Written task: Reproduce the listing below verbatim.

Extracts from a graphics dataset
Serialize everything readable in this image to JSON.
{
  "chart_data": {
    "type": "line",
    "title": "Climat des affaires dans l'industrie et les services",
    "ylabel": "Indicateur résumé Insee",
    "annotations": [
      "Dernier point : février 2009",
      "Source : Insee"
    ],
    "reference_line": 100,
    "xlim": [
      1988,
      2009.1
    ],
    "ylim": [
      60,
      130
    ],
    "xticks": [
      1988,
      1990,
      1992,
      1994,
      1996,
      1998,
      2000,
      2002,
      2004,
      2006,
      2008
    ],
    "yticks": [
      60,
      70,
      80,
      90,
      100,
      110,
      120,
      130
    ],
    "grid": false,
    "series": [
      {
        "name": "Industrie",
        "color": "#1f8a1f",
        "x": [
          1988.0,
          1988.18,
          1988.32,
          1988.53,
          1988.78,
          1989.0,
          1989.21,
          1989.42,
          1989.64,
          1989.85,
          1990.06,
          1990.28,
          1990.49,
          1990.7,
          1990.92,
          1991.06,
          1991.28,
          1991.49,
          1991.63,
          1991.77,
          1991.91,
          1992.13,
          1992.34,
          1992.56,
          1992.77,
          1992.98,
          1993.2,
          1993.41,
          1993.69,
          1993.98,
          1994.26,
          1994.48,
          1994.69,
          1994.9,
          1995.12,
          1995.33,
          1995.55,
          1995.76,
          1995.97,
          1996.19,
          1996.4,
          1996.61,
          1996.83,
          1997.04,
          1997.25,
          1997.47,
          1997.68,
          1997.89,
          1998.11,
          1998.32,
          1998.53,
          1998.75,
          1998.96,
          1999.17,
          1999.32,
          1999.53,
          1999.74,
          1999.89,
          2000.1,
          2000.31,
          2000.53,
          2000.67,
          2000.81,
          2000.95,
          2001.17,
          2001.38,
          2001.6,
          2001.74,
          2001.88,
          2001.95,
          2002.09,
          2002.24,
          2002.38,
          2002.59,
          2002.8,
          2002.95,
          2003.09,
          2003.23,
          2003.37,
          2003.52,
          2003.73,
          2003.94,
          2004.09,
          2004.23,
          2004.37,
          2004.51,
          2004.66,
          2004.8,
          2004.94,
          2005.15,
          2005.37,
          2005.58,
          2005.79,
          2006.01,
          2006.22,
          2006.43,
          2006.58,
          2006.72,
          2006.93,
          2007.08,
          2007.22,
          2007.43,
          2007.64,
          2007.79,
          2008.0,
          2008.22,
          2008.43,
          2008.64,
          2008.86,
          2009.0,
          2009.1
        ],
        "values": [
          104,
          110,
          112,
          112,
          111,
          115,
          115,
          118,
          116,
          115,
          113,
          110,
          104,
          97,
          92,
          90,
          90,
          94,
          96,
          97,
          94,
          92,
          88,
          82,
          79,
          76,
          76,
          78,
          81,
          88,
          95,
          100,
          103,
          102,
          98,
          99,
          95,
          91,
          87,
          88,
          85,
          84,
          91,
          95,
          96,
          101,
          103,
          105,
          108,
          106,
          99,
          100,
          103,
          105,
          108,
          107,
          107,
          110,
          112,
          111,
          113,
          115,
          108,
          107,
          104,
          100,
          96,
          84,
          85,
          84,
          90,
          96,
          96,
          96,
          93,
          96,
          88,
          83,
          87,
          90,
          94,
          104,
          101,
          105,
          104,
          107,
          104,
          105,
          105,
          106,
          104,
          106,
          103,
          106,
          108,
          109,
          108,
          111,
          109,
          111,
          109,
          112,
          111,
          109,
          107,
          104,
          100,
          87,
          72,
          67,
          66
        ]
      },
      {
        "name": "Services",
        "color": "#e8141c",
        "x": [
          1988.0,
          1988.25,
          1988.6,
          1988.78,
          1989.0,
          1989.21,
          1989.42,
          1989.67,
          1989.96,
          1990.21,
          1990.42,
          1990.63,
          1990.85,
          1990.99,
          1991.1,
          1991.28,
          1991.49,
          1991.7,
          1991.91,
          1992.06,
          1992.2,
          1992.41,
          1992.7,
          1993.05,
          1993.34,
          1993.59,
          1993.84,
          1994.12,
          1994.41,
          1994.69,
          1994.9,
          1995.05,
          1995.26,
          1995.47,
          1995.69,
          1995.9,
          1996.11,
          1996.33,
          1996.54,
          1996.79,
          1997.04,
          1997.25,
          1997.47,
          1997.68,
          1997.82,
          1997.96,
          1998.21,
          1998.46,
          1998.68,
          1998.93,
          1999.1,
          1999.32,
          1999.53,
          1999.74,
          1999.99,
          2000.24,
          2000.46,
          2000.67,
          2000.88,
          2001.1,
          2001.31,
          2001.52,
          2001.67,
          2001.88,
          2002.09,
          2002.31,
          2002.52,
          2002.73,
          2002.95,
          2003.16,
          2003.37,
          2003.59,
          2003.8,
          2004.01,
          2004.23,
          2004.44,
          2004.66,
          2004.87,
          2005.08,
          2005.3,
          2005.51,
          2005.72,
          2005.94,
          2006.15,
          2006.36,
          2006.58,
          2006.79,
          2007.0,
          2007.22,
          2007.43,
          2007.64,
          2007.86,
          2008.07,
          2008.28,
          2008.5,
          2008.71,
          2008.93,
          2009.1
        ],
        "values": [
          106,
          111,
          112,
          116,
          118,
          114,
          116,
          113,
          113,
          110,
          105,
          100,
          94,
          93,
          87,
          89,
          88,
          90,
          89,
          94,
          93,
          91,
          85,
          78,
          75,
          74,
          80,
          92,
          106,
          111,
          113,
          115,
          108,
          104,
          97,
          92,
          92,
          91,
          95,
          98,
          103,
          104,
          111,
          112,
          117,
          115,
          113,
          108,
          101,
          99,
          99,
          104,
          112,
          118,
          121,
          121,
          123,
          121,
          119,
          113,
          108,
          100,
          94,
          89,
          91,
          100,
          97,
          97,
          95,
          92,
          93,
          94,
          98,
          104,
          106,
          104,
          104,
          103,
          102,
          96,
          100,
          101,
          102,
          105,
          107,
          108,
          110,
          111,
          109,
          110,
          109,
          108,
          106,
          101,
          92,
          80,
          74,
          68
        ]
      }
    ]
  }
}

The reply:
Serialize everything readable in this image to JSON.
{
  "chart_data": {
    "type": "line",
    "title": "Climat des affaires dans l'industrie et les services",
    "ylabel": "Indicateur résumé Insee",
    "annotations": [
      "Dernier point : février 2009",
      "Source : Insee"
    ],
    "reference_line": 100,
    "xlim": [
      1988,
      2009.1
    ],
    "ylim": [
      60,
      130
    ],
    "xticks": [
      1988,
      1990,
      1992,
      1994,
      1996,
      1998,
      2000,
      2002,
      2004,
      2006,
      2008
    ],
    "yticks": [
      60,
      70,
      80,
      90,
      100,
      110,
      120,
      130
    ],
    "grid": false,
    "series": [
      {
        "name": "Industrie",
        "color": "#1f8a1f",
        "x": [
          1988.0,
          1988.18,
          1988.32,
          1988.53,
          1988.78,
          1989.0,
          1989.21,
          1989.42,
          1989.64,
          1989.85,
          1990.06,
          1990.28,
          1990.49,
          1990.7,
          1990.92,
          1991.06,
          1991.28,
          1991.49,
          1991.63,
          1991.77,
          1991.91,
          1992.13,
          1992.34,
          1992.56,
          1992.77,
          1992.98,
          1993.2,
          1993.41,
          1993.69,
          1993.98,
          1994.26,
          1994.48,
          1994.69,
          1994.9,
          1995.12,
          1995.33,
          1995.55,
          1995.76,
          1995.97,
          1996.19,
          1996.4,
          1996.61,
          1996.83,
          1997.04,
          1997.25,
          1997.47,
          1997.68,
          1997.89,
          1998.11,
          1998.32,
          1998.53,
          1998.75,
          1998.96,
          1999.17,
          1999.32,
          1999.53,
          1999.74,
          1999.89,
          2000.1,
          2000.31,
          2000.53,
          2000.67,
          2000.81,
          2000.95,
          2001.17,
          2001.38,
          2001.6,
          2001.74,
          2001.88,
          2001.95,
          2002.09,
          2002.24,
          2002.38,
          2002.59,
          2002.8,
          2002.95,
          2003.09,
          2003.23,
          2003.37,
          2003.52,
          2003.73,
          2003.94,
          2004.09,
          2004.23,
          2004.37,
          2004.51,
          2004.66,
          2004.8,
          2004.94,
          2005.15,
          2005.37,
          2005.58,
          2005.79,
          2006.01,
          2006.22,
          2006.43,
          2006.58,
          2006.72,
          2006.93,
          2007.08,
          2007.22,
          2007.43,
          2007.64,
          2007.79,
          2008.0,
          2008.22,
          2008.43,
          2008.64,
          2008.86,
          2009.0,
          2009.1
        ],
        "values": [
          104,
          110,
          112,
          112,
          111,
          115,
          115,
          118,
          116,
          115,
          113,
          110,
          104,
          97,
          92,
          90,
          90,
          94,
          96,
          97,
          94,
          92,
          88,
          82,
          79,
          76,
          76,
          78,
          81,
          88,
          95,
          100,
          103,
          102,
          98,
          99,
          95,
          91,
          87,
          88,
          85,
          84,
          91,
          95,
          96,
          101,
          103,
          105,
          108,
          106,
          99,
          100,
          103,
          105,
          108,
          107,
          107,
          110,
          112,
          111,
          113,
          115,
          108,
          107,
          104,
          100,
          96,
          84,
          85,
          84,
          90,
          96,
          96,
          96,
          93,
          96,
          88,
          83,
          87,
          90,
          94,
          104,
          101,
          105,
          104,
          107,
          104,
          105,
          105,
          106,
          104,
          106,
          103,
          106,
          108,
          109,
          108,
          111,
          109,
          111,
          109,
          112,
          111,
          109,
          107,
          104,
          100,
          87,
          72,
          67,
          66
        ]
      },
      {
        "name": "Services",
        "color": "#e8141c",
        "x": [
          1988.0,
          1988.25,
          1988.6,
          1988.78,
          1989.0,
          1989.21,
          1989.42,
          1989.67,
          1989.96,
          1990.21,
          1990.42,
          1990.63,
          1990.85,
          1990.99,
          1991.1,
          1991.28,
          1991.49,
          1991.7,
          1991.91,
          1992.06,
          1992.2,
          1992.41,
          1992.7,
          1993.05,
          1993.34,
          1993.59,
          1993.84,
          1994.12,
          1994.41,
          1994.69,
          1994.9,
          1995.05,
          1995.26,
          1995.47,
          1995.69,
          1995.9,
          1996.11,
          1996.33,
          1996.54,
          1996.79,
          1997.04,
          1997.25,
          1997.47,
          1997.68,
          1997.82,
          1997.96,
          1998.21,
          1998.46,
          1998.68,
          1998.93,
          1999.1,
          1999.32,
          1999.53,
          1999.74,
          1999.99,
          2000.24,
          2000.46,
          2000.67,
          2000.88,
          2001.1,
          2001.31,
          2001.52,
          2001.67,
          2001.88,
          2002.09,
          2002.31,
          2002.52,
          2002.73,
          2002.95,
          2003.16,
          2003.37,
          2003.59,
          2003.8,
          2004.01,
          2004.23,
          2004.44,
          2004.66,
          2004.87,
          2005.08,
          2005.3,
          2005.51,
          2005.72,
          2005.94,
          2006.15,
          2006.36,
          2006.58,
          2006.79,
          2007.0,
          2007.22,
          2007.43,
          2007.64,
          2007.86,
          2008.07,
          2008.28,
          2008.5,
          2008.71,
          2008.93,
          2009.1
        ],
        "values": [
          106,
          111,
          112,
          116,
          118,
          114,
          116,
          113,
          113,
          110,
          105,
          100,
          94,
          93,
          87,
          89,
          88,
          90,
          89,
          94,
          93,
          91,
          85,
          78,
          75,
          74,
          80,
          92,
          106,
          111,
          113,
          115,
          108,
          104,
          97,
          92,
          92,
          91,
          95,
          98,
          103,
          104,
          111,
          112,
          117,
          115,
          113,
          108,
          101,
          99,
          99,
          104,
          112,
          118,
          121,
          121,
          123,
          121,
          119,
          113,
          108,
          100,
          94,
          89,
          91,
          100,
          97,
          97,
          95,
          92,
          93,
          94,
          98,
          104,
          106,
          104,
          104,
          103,
          102,
          96,
          100,
          101,
          102,
          105,
          107,
          108,
          110,
          111,
          109,
          110,
          109,
          108,
          106,
          101,
          92,
          80,
          74,
          68
        ]
      }
    ]
  }
}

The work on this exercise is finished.